* Begin *
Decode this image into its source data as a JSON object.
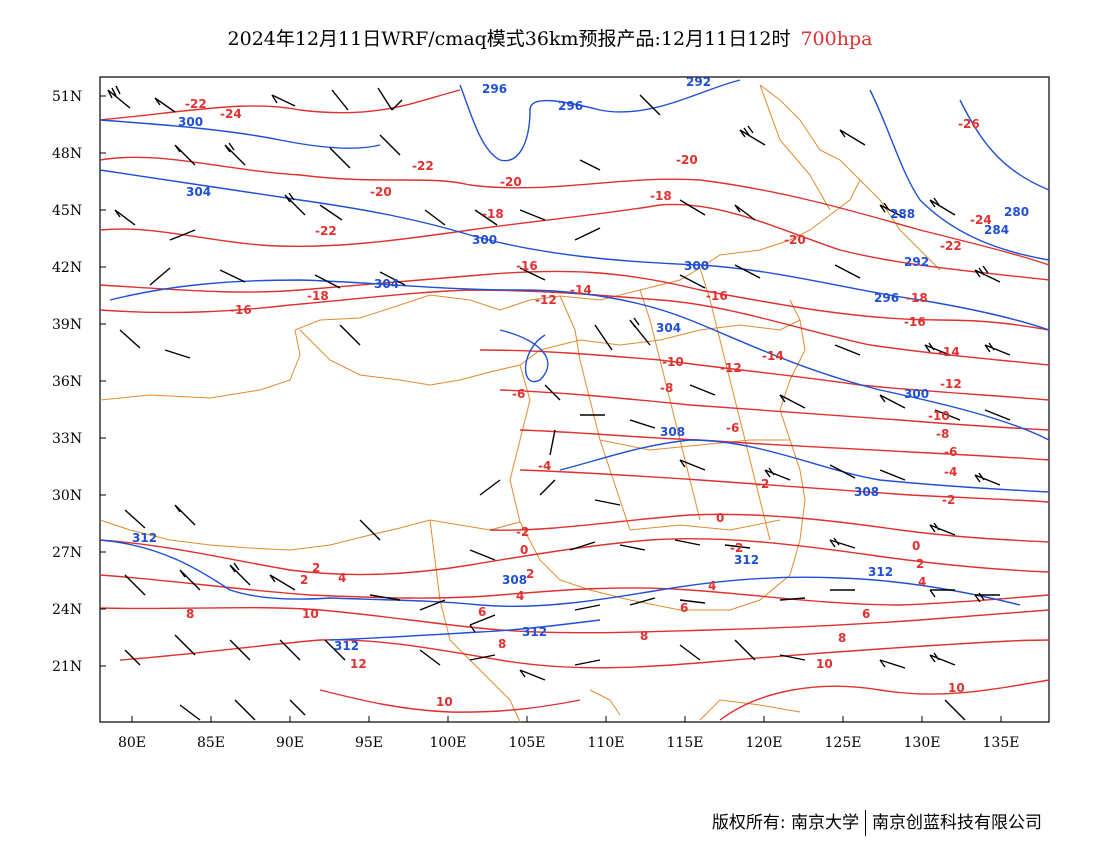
{
  "title": {
    "main": "2024年12月11日WRF/cmaq模式36km预报产品:12月11日12时",
    "level": "700hpa",
    "level_color": "#e03030"
  },
  "axes": {
    "lat_labels": [
      "51N",
      "48N",
      "45N",
      "42N",
      "39N",
      "36N",
      "33N",
      "30N",
      "27N",
      "24N",
      "21N"
    ],
    "lon_labels": [
      "80E",
      "85E",
      "90E",
      "95E",
      "100E",
      "105E",
      "110E",
      "115E",
      "120E",
      "125E",
      "130E",
      "135E"
    ]
  },
  "colors": {
    "temperature_contour": "#e03030",
    "geopotential_contour": "#1e4fd6",
    "boundaries": "#e08a2e",
    "wind_barbs": "#000000"
  },
  "temperature_labels": [
    "-22",
    "-24",
    "-22",
    "-20",
    "-20",
    "-18",
    "-20",
    "-22",
    "-18",
    "-16",
    "-18",
    "-16",
    "-14",
    "-12",
    "-16",
    "-10",
    "-12",
    "-14",
    "-8",
    "-6",
    "-6",
    "-4",
    "-2",
    "0",
    "-2",
    "-2",
    "0",
    "2",
    "2",
    "4",
    "4",
    "2",
    "4",
    "6",
    "8",
    "6",
    "8",
    "10",
    "12",
    "10",
    "8",
    "10",
    "-26",
    "-24",
    "-22",
    "-20",
    "-18",
    "-16",
    "-14",
    "-12",
    "-10",
    "-8",
    "-6",
    "-4",
    "-2",
    "0",
    "2",
    "4",
    "6",
    "8",
    "10"
  ],
  "geopotential_labels": [
    "296",
    "296",
    "292",
    "300",
    "304",
    "300",
    "304",
    "300",
    "304",
    "296",
    "292",
    "288",
    "284",
    "280",
    "300",
    "308",
    "308",
    "312",
    "308",
    "312",
    "312",
    "312",
    "312"
  ],
  "footer": {
    "left": "版权所有: 南京大学",
    "right": "南京创蓝科技有限公司"
  }
}
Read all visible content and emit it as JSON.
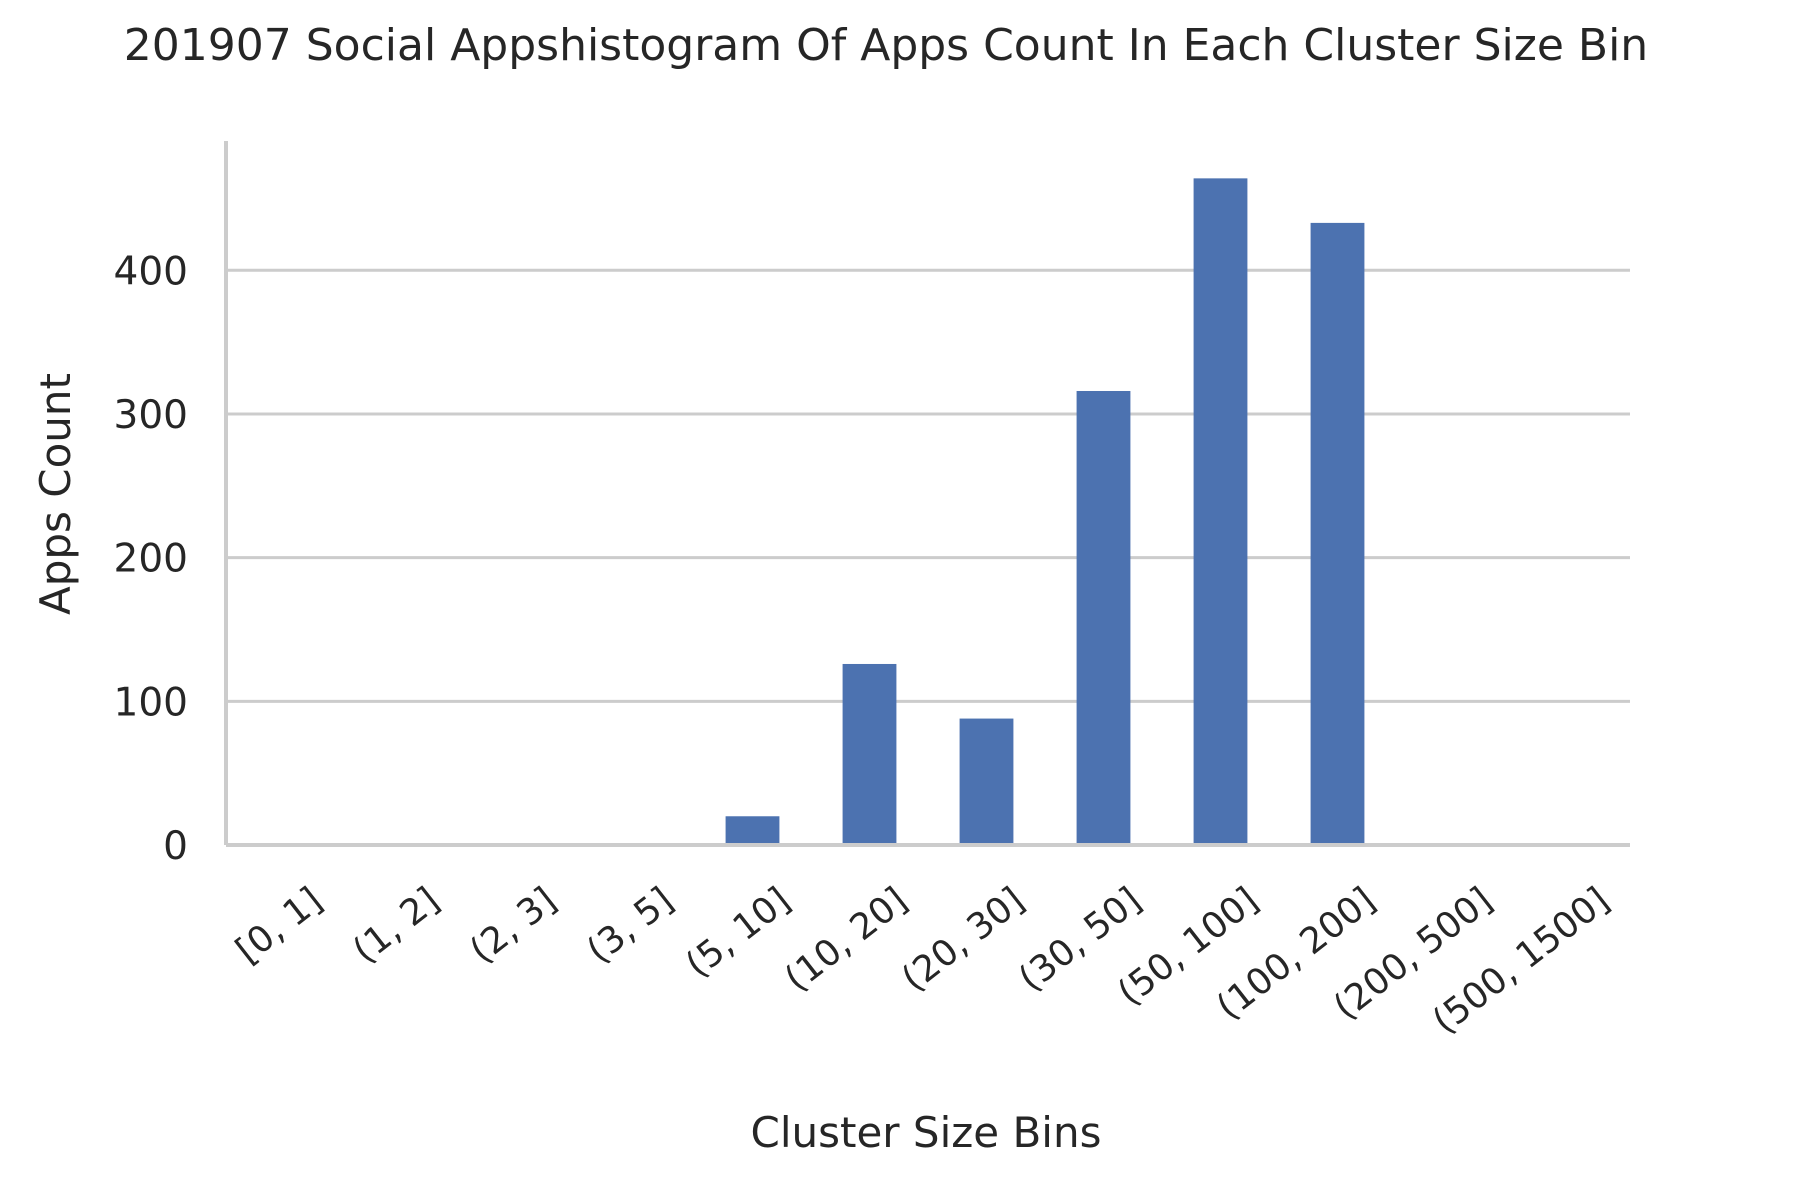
{
  "chart_data": {
    "type": "bar",
    "title": "201907 Social Appshistogram Of Apps Count In Each Cluster Size Bin",
    "xlabel": "Cluster Size Bins",
    "ylabel": "Apps Count",
    "categories": [
      "[0, 1]",
      "(1, 2]",
      "(2, 3]",
      "(3, 5]",
      "(5, 10]",
      "(10, 20]",
      "(20, 30]",
      "(30, 50]",
      "(50, 100]",
      "(100, 200]",
      "(200, 500]",
      "(500, 1500]"
    ],
    "values": [
      0,
      0,
      0,
      0,
      20,
      126,
      88,
      316,
      464,
      433,
      0,
      0
    ],
    "yticks": [
      0,
      100,
      200,
      300,
      400
    ],
    "ylim": [
      0,
      490
    ],
    "grid": true,
    "bar_color": "#4c72b0"
  }
}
* End *
▶ **Your objective**:
Give back all entries exactly. No pictures belong in the copy.

▶ **Written reply**:
Decode this image into its source data as a JSON object.
{
  "title": {
    "main": "2024年12月11日WRF/cmaq模式36km预报产品:12月11日12时",
    "level": "700hpa",
    "level_color": "#e03030"
  },
  "axes": {
    "lat_labels": [
      "51N",
      "48N",
      "45N",
      "42N",
      "39N",
      "36N",
      "33N",
      "30N",
      "27N",
      "24N",
      "21N"
    ],
    "lon_labels": [
      "80E",
      "85E",
      "90E",
      "95E",
      "100E",
      "105E",
      "110E",
      "115E",
      "120E",
      "125E",
      "130E",
      "135E"
    ]
  },
  "colors": {
    "temperature_contour": "#e03030",
    "geopotential_contour": "#1e4fd6",
    "boundaries": "#e08a2e",
    "wind_barbs": "#000000"
  },
  "temperature_labels": [
    "-22",
    "-24",
    "-22",
    "-20",
    "-20",
    "-18",
    "-20",
    "-22",
    "-18",
    "-16",
    "-18",
    "-16",
    "-14",
    "-12",
    "-16",
    "-10",
    "-12",
    "-14",
    "-8",
    "-6",
    "-6",
    "-4",
    "-2",
    "0",
    "-2",
    "-2",
    "0",
    "2",
    "2",
    "4",
    "4",
    "2",
    "4",
    "6",
    "8",
    "6",
    "8",
    "10",
    "12",
    "10",
    "8",
    "10",
    "-26",
    "-24",
    "-22",
    "-20",
    "-18",
    "-16",
    "-14",
    "-12",
    "-10",
    "-8",
    "-6",
    "-4",
    "-2",
    "0",
    "2",
    "4",
    "6",
    "8",
    "10"
  ],
  "geopotential_labels": [
    "296",
    "296",
    "292",
    "300",
    "304",
    "300",
    "304",
    "300",
    "304",
    "296",
    "292",
    "288",
    "284",
    "280",
    "300",
    "308",
    "308",
    "312",
    "308",
    "312",
    "312",
    "312",
    "312"
  ],
  "footer": {
    "left": "版权所有: 南京大学",
    "right": "南京创蓝科技有限公司"
  }
}
Read all visible content and emit it as JSON.
{
  "chart_data": {
    "type": "bar",
    "title": "201907 Social Appshistogram Of Apps Count In Each Cluster Size Bin",
    "xlabel": "Cluster Size Bins",
    "ylabel": "Apps Count",
    "categories": [
      "[0, 1]",
      "(1, 2]",
      "(2, 3]",
      "(3, 5]",
      "(5, 10]",
      "(10, 20]",
      "(20, 30]",
      "(30, 50]",
      "(50, 100]",
      "(100, 200]",
      "(200, 500]",
      "(500, 1500]"
    ],
    "values": [
      0,
      0,
      0,
      0,
      20,
      126,
      88,
      316,
      464,
      433,
      0,
      0
    ],
    "yticks": [
      0,
      100,
      200,
      300,
      400
    ],
    "ylim": [
      0,
      490
    ],
    "grid": true,
    "bar_color": "#4c72b0"
  }
}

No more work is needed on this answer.